Stored data entries:
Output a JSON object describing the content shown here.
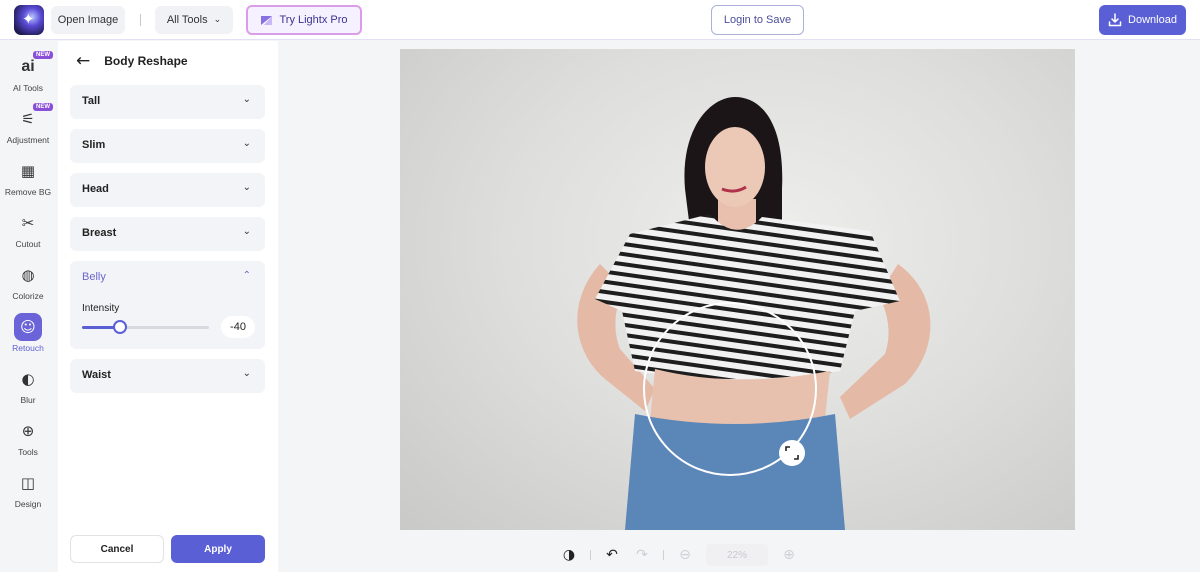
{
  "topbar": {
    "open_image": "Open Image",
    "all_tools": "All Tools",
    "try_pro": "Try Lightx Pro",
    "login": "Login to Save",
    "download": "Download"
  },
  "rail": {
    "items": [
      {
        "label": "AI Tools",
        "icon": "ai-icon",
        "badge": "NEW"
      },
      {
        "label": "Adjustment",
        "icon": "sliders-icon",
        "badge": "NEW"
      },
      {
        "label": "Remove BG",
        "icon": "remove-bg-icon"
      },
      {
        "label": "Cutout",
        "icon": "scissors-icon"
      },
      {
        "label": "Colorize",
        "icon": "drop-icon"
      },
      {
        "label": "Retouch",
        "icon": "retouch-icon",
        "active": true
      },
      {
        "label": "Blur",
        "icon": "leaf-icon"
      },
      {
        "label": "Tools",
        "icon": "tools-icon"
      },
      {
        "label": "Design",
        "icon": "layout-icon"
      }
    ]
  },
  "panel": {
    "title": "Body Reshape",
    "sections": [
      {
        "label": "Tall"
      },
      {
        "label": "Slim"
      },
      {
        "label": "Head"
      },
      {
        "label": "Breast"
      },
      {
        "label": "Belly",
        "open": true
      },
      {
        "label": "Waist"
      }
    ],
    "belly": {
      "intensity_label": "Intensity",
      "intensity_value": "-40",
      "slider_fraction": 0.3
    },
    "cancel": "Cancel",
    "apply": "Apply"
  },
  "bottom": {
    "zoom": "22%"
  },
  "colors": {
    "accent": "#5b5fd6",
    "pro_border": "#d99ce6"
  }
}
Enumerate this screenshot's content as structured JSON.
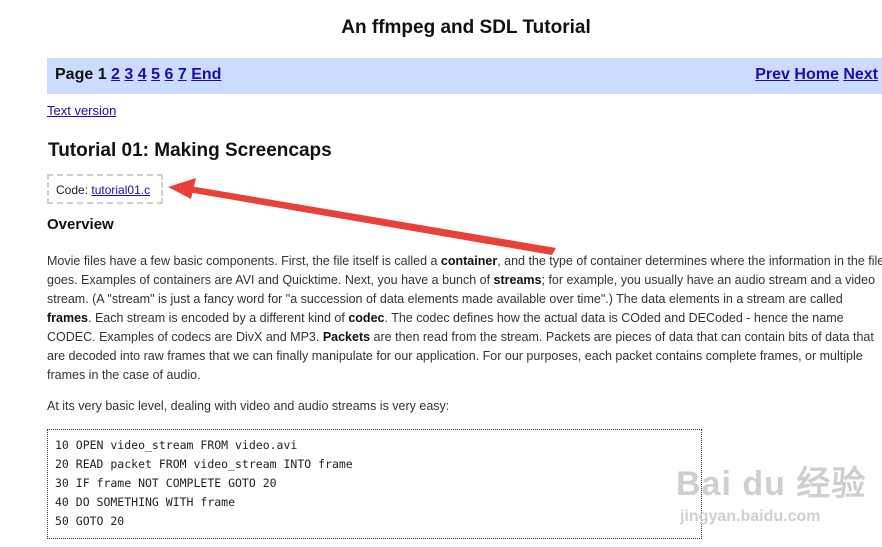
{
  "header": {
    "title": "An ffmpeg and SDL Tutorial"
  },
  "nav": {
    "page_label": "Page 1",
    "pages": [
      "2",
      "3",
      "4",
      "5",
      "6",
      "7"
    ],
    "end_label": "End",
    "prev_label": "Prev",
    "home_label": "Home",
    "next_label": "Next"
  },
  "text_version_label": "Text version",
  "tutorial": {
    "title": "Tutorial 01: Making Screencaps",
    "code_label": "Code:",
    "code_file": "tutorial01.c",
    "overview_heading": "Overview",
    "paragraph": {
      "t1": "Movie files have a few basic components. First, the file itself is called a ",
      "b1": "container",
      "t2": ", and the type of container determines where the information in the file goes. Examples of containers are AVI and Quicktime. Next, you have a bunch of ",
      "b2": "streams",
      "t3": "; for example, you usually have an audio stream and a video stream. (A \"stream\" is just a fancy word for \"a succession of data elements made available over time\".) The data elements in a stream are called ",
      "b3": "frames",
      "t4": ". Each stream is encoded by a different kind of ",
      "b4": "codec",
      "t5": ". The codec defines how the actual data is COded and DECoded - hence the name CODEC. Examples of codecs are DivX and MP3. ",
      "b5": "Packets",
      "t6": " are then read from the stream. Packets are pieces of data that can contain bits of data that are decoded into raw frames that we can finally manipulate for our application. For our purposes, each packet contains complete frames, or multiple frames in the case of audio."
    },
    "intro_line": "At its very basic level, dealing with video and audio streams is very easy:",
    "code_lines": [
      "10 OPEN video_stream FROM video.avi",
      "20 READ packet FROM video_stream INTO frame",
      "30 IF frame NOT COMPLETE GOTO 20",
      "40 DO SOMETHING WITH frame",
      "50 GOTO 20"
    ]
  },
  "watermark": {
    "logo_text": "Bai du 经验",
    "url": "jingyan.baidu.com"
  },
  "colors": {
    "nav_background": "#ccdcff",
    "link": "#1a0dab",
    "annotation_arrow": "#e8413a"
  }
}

— What you will do —
The records above need to be given again exactly. Omit the pictures.

— Correct answer —
Output a JSON object describing the content shown here.
{
  "topbar": {
    "open_image": "Open Image",
    "all_tools": "All Tools",
    "try_pro": "Try Lightx Pro",
    "login": "Login to Save",
    "download": "Download"
  },
  "rail": {
    "items": [
      {
        "label": "AI Tools",
        "icon": "ai-icon",
        "badge": "NEW"
      },
      {
        "label": "Adjustment",
        "icon": "sliders-icon",
        "badge": "NEW"
      },
      {
        "label": "Remove BG",
        "icon": "remove-bg-icon"
      },
      {
        "label": "Cutout",
        "icon": "scissors-icon"
      },
      {
        "label": "Colorize",
        "icon": "drop-icon"
      },
      {
        "label": "Retouch",
        "icon": "retouch-icon",
        "active": true
      },
      {
        "label": "Blur",
        "icon": "leaf-icon"
      },
      {
        "label": "Tools",
        "icon": "tools-icon"
      },
      {
        "label": "Design",
        "icon": "layout-icon"
      }
    ]
  },
  "panel": {
    "title": "Body Reshape",
    "sections": [
      {
        "label": "Tall"
      },
      {
        "label": "Slim"
      },
      {
        "label": "Head"
      },
      {
        "label": "Breast"
      },
      {
        "label": "Belly",
        "open": true
      },
      {
        "label": "Waist"
      }
    ],
    "belly": {
      "intensity_label": "Intensity",
      "intensity_value": "-40",
      "slider_fraction": 0.3
    },
    "cancel": "Cancel",
    "apply": "Apply"
  },
  "bottom": {
    "zoom": "22%"
  },
  "colors": {
    "accent": "#5b5fd6",
    "pro_border": "#d99ce6"
  }
}
Enumerate this screenshot's content as structured JSON.
{
  "header": {
    "title": "An ffmpeg and SDL Tutorial"
  },
  "nav": {
    "page_label": "Page 1",
    "pages": [
      "2",
      "3",
      "4",
      "5",
      "6",
      "7"
    ],
    "end_label": "End",
    "prev_label": "Prev",
    "home_label": "Home",
    "next_label": "Next"
  },
  "text_version_label": "Text version",
  "tutorial": {
    "title": "Tutorial 01: Making Screencaps",
    "code_label": "Code:",
    "code_file": "tutorial01.c",
    "overview_heading": "Overview",
    "paragraph": {
      "t1": "Movie files have a few basic components. First, the file itself is called a ",
      "b1": "container",
      "t2": ", and the type of container determines where the information in the file goes. Examples of containers are AVI and Quicktime. Next, you have a bunch of ",
      "b2": "streams",
      "t3": "; for example, you usually have an audio stream and a video stream. (A \"stream\" is just a fancy word for \"a succession of data elements made available over time\".) The data elements in a stream are called ",
      "b3": "frames",
      "t4": ". Each stream is encoded by a different kind of ",
      "b4": "codec",
      "t5": ". The codec defines how the actual data is COded and DECoded - hence the name CODEC. Examples of codecs are DivX and MP3. ",
      "b5": "Packets",
      "t6": " are then read from the stream. Packets are pieces of data that can contain bits of data that are decoded into raw frames that we can finally manipulate for our application. For our purposes, each packet contains complete frames, or multiple frames in the case of audio."
    },
    "intro_line": "At its very basic level, dealing with video and audio streams is very easy:",
    "code_lines": [
      "10 OPEN video_stream FROM video.avi",
      "20 READ packet FROM video_stream INTO frame",
      "30 IF frame NOT COMPLETE GOTO 20",
      "40 DO SOMETHING WITH frame",
      "50 GOTO 20"
    ]
  },
  "watermark": {
    "logo_text": "Bai du 经验",
    "url": "jingyan.baidu.com"
  },
  "colors": {
    "nav_background": "#ccdcff",
    "link": "#1a0dab",
    "annotation_arrow": "#e8413a"
  }
}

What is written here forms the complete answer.